• What to produce: Each line of the material below should be reproduced exactly.

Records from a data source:
══════════

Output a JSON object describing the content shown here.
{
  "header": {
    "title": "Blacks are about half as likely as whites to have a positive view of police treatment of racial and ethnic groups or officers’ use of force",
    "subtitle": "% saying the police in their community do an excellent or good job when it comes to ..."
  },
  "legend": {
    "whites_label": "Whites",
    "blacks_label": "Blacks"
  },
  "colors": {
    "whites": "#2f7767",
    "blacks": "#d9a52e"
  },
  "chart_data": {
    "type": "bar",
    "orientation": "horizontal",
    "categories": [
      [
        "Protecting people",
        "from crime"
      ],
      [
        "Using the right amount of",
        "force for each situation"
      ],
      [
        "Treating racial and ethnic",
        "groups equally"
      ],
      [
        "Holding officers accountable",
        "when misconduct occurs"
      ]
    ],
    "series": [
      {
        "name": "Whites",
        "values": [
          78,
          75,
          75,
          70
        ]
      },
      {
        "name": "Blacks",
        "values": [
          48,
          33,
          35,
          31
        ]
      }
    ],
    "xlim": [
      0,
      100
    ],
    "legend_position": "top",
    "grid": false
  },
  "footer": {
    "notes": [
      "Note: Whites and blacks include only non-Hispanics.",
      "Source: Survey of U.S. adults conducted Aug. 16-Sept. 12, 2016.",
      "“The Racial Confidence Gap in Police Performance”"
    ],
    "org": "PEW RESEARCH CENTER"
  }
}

══════════

• Expected answer:
Output a JSON object describing the content shown here.
{
  "header": {
    "title": "Blacks are about half as likely as whites to have a positive view of police treatment of racial and ethnic groups or officers’ use of force",
    "subtitle": "% saying the police in their community do an excellent or good job when it comes to ..."
  },
  "legend": {
    "whites_label": "Whites",
    "blacks_label": "Blacks"
  },
  "colors": {
    "whites": "#2f7767",
    "blacks": "#d9a52e"
  },
  "chart_data": {
    "type": "bar",
    "orientation": "horizontal",
    "categories": [
      [
        "Protecting people",
        "from crime"
      ],
      [
        "Using the right amount of",
        "force for each situation"
      ],
      [
        "Treating racial and ethnic",
        "groups equally"
      ],
      [
        "Holding officers accountable",
        "when misconduct occurs"
      ]
    ],
    "series": [
      {
        "name": "Whites",
        "values": [
          78,
          75,
          75,
          70
        ]
      },
      {
        "name": "Blacks",
        "values": [
          48,
          33,
          35,
          31
        ]
      }
    ],
    "xlim": [
      0,
      100
    ],
    "legend_position": "top",
    "grid": false
  },
  "footer": {
    "notes": [
      "Note: Whites and blacks include only non-Hispanics.",
      "Source: Survey of U.S. adults conducted Aug. 16-Sept. 12, 2016.",
      "“The Racial Confidence Gap in Police Performance”"
    ],
    "org": "PEW RESEARCH CENTER"
  }
}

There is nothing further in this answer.